<<<<
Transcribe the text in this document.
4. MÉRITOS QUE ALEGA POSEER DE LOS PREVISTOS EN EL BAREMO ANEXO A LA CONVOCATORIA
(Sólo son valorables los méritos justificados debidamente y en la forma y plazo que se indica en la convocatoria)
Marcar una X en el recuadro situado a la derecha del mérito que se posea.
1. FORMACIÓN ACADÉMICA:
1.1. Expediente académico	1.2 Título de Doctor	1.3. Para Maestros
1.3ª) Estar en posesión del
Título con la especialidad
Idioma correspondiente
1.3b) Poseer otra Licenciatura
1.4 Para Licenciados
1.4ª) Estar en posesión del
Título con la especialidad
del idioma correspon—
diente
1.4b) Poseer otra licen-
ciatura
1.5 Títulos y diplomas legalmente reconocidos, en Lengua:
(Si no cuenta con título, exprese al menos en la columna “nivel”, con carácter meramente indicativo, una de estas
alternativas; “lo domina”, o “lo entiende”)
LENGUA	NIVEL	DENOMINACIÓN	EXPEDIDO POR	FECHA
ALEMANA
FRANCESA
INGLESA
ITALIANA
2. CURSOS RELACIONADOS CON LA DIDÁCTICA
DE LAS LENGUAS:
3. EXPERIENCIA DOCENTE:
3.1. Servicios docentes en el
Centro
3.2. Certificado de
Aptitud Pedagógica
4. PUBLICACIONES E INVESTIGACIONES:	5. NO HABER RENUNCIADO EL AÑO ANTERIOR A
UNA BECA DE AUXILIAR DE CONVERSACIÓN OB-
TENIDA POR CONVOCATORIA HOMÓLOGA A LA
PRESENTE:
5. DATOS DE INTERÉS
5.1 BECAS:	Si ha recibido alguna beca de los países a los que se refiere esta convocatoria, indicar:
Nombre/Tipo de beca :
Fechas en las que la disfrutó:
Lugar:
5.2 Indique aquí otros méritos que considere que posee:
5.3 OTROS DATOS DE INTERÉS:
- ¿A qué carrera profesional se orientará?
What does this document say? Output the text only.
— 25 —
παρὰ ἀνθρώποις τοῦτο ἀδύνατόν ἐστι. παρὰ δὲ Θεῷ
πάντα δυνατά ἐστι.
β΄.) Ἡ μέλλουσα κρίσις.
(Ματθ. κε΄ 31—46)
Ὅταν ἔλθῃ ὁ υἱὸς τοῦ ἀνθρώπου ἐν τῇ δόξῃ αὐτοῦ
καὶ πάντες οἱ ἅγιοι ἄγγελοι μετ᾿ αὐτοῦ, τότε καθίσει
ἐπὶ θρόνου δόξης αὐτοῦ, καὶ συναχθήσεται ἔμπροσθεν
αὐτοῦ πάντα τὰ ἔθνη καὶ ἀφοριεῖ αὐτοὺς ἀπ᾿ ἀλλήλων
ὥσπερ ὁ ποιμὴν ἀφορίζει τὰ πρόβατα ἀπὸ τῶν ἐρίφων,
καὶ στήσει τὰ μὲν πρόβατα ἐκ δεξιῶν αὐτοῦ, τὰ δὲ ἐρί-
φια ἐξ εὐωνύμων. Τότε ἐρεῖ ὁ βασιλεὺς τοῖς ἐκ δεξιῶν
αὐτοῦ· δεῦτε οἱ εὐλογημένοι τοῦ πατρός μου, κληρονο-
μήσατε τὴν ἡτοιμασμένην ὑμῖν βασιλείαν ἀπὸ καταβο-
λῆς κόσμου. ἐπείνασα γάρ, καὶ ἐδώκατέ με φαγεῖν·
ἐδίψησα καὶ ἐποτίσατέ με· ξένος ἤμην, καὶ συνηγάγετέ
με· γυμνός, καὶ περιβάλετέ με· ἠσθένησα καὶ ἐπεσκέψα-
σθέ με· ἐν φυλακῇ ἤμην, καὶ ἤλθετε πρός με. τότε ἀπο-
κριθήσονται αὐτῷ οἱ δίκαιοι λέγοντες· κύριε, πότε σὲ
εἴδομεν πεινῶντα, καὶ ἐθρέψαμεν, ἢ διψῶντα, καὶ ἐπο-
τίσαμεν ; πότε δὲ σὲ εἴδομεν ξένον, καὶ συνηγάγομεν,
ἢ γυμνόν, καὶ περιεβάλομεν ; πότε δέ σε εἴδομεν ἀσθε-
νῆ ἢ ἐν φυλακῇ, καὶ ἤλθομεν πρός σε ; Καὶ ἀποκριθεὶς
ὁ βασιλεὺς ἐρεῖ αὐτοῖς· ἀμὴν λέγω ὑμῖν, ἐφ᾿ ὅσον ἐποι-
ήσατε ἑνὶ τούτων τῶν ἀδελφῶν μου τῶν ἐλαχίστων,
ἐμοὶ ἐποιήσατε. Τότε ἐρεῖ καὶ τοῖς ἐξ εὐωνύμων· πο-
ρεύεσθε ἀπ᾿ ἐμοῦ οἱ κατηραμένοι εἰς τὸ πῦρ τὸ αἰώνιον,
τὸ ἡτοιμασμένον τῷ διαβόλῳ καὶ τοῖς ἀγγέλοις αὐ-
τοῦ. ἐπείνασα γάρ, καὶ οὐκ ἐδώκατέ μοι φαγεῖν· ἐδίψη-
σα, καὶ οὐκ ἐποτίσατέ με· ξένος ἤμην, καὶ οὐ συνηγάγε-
>>>>
• **Exercise aim**:
Your task is to print all of the records exactly.

• **Complete answer**:
Transcribe the text in this document.
4. MÉRITOS QUE ALEGA POSEER DE LOS PREVISTOS EN EL BAREMO ANEXO A LA CONVOCATORIA
(Sólo son valorables los méritos justificados debidamente y en la forma y plazo que se indica en la convocatoria)
Marcar una X en el recuadro situado a la derecha del mérito que se posea.
1. FORMACIÓN ACADÉMICA:
1.1. Expediente académico	1.2 Título de Doctor	1.3. Para Maestros
1.3ª) Estar en posesión del
Título con la especialidad
Idioma correspondiente
1.3b) Poseer otra Licenciatura
1.4 Para Licenciados
1.4ª) Estar en posesión del
Título con la especialidad
del idioma correspon—
diente
1.4b) Poseer otra licen-
ciatura
1.5 Títulos y diplomas legalmente reconocidos, en Lengua:
(Si no cuenta con título, exprese al menos en la columna “nivel”, con carácter meramente indicativo, una de estas
alternativas; “lo domina”, o “lo entiende”)
LENGUA	NIVEL	DENOMINACIÓN	EXPEDIDO POR	FECHA
ALEMANA
FRANCESA
INGLESA
ITALIANA
2. CURSOS RELACIONADOS CON LA DIDÁCTICA
DE LAS LENGUAS:
3. EXPERIENCIA DOCENTE:
3.1. Servicios docentes en el
Centro
3.2. Certificado de
Aptitud Pedagógica
4. PUBLICACIONES E INVESTIGACIONES:	5. NO HABER RENUNCIADO EL AÑO ANTERIOR A
UNA BECA DE AUXILIAR DE CONVERSACIÓN OB-
TENIDA POR CONVOCATORIA HOMÓLOGA A LA
PRESENTE:
5. DATOS DE INTERÉS
5.1 BECAS:	Si ha recibido alguna beca de los países a los que se refiere esta convocatoria, indicar:
Nombre/Tipo de beca :
Fechas en las que la disfrutó:
Lugar:
5.2 Indique aquí otros méritos que considere que posee:
5.3 OTROS DATOS DE INTERÉS:
- ¿A qué carrera profesional se orientará?
What does this document say? Output the text only.
— 25 —
παρὰ ἀνθρώποις τοῦτο ἀδύνατόν ἐστι. παρὰ δὲ Θεῷ
πάντα δυνατά ἐστι.
β΄.) Ἡ μέλλουσα κρίσις.
(Ματθ. κε΄ 31—46)
Ὅταν ἔλθῃ ὁ υἱὸς τοῦ ἀνθρώπου ἐν τῇ δόξῃ αὐτοῦ
καὶ πάντες οἱ ἅγιοι ἄγγελοι μετ᾿ αὐτοῦ, τότε καθίσει
ἐπὶ θρόνου δόξης αὐτοῦ, καὶ συναχθήσεται ἔμπροσθεν
αὐτοῦ πάντα τὰ ἔθνη καὶ ἀφοριεῖ αὐτοὺς ἀπ᾿ ἀλλήλων
ὥσπερ ὁ ποιμὴν ἀφορίζει τὰ πρόβατα ἀπὸ τῶν ἐρίφων,
καὶ στήσει τὰ μὲν πρόβατα ἐκ δεξιῶν αὐτοῦ, τὰ δὲ ἐρί-
φια ἐξ εὐωνύμων. Τότε ἐρεῖ ὁ βασιλεὺς τοῖς ἐκ δεξιῶν
αὐτοῦ· δεῦτε οἱ εὐλογημένοι τοῦ πατρός μου, κληρονο-
μήσατε τὴν ἡτοιμασμένην ὑμῖν βασιλείαν ἀπὸ καταβο-
λῆς κόσμου. ἐπείνασα γάρ, καὶ ἐδώκατέ με φαγεῖν·
ἐδίψησα καὶ ἐποτίσατέ με· ξένος ἤμην, καὶ συνηγάγετέ
με· γυμνός, καὶ περιβάλετέ με· ἠσθένησα καὶ ἐπεσκέψα-
σθέ με· ἐν φυλακῇ ἤμην, καὶ ἤλθετε πρός με. τότε ἀπο-
κριθήσονται αὐτῷ οἱ δίκαιοι λέγοντες· κύριε, πότε σὲ
εἴδομεν πεινῶντα, καὶ ἐθρέψαμεν, ἢ διψῶντα, καὶ ἐπο-
τίσαμεν ; πότε δὲ σὲ εἴδομεν ξένον, καὶ συνηγάγομεν,
ἢ γυμνόν, καὶ περιεβάλομεν ; πότε δέ σε εἴδομεν ἀσθε-
νῆ ἢ ἐν φυλακῇ, καὶ ἤλθομεν πρός σε ; Καὶ ἀποκριθεὶς
ὁ βασιλεὺς ἐρεῖ αὐτοῖς· ἀμὴν λέγω ὑμῖν, ἐφ᾿ ὅσον ἐποι-
ήσατε ἑνὶ τούτων τῶν ἀδελφῶν μου τῶν ἐλαχίστων,
ἐμοὶ ἐποιήσατε. Τότε ἐρεῖ καὶ τοῖς ἐξ εὐωνύμων· πο-
ρεύεσθε ἀπ᾿ ἐμοῦ οἱ κατηραμένοι εἰς τὸ πῦρ τὸ αἰώνιον,
τὸ ἡτοιμασμένον τῷ διαβόλῳ καὶ τοῖς ἀγγέλοις αὐ-
τοῦ. ἐπείνασα γάρ, καὶ οὐκ ἐδώκατέ μοι φαγεῖν· ἐδίψη-
σα, καὶ οὐκ ἐποτίσατέ με· ξένος ἤμην, καὶ οὐ συνηγάγε-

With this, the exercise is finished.